_SET TASK_
Show all lines from the listing below that contain "file".

_DATASET CONTENT_
================

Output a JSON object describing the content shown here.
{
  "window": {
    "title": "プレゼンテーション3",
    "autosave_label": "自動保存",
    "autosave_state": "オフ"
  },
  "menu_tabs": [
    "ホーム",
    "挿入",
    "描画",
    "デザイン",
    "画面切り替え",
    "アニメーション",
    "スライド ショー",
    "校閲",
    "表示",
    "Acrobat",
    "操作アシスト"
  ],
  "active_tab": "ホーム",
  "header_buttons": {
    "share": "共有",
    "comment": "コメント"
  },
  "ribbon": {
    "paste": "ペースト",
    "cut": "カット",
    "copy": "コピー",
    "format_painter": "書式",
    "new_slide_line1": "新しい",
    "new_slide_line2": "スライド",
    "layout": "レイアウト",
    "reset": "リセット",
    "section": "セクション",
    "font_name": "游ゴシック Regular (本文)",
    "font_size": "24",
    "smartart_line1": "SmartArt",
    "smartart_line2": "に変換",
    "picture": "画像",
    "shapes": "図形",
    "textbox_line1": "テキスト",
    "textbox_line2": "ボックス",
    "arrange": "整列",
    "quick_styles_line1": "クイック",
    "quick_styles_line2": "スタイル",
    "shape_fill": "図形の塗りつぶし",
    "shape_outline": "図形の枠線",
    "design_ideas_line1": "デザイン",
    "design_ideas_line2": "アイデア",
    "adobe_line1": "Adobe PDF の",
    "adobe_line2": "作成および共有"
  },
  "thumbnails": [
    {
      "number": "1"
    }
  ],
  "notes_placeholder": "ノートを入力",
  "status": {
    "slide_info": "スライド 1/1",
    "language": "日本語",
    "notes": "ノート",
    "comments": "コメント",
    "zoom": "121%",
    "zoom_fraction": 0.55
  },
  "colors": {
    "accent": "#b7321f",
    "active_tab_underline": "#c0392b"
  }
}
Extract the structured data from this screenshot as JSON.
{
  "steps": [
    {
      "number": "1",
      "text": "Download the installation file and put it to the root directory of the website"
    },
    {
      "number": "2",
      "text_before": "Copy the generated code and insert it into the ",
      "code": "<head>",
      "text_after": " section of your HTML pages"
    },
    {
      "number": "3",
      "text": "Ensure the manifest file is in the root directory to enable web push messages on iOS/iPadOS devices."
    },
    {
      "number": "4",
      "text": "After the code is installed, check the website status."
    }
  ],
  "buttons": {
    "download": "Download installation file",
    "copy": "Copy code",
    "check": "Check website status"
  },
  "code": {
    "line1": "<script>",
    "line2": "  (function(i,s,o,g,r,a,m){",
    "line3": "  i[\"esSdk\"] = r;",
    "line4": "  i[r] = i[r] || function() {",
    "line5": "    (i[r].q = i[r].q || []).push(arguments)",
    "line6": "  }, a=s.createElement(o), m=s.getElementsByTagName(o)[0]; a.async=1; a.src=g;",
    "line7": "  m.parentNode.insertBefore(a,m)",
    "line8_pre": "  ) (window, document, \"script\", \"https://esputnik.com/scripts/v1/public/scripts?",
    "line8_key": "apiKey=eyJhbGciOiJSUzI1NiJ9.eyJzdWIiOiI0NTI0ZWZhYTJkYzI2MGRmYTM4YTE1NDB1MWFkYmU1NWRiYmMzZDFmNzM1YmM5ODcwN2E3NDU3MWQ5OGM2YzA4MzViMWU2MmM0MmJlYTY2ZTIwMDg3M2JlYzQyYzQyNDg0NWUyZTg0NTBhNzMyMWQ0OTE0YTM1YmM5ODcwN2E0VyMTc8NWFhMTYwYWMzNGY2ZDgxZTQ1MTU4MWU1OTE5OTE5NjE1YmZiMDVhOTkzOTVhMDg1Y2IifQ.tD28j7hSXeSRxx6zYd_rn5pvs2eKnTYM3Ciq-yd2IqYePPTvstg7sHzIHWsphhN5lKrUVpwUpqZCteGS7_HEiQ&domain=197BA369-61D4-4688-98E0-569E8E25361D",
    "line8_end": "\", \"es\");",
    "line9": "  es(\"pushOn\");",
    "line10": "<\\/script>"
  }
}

================

_EXERCISE RESPONSE_
      "text": "Download the installation file and put it to the root directory of the website"
      "text": "Ensure the manifest file is in the root directory to enable web push messages on iOS/iPadOS devices."
    "download": "Download installation file",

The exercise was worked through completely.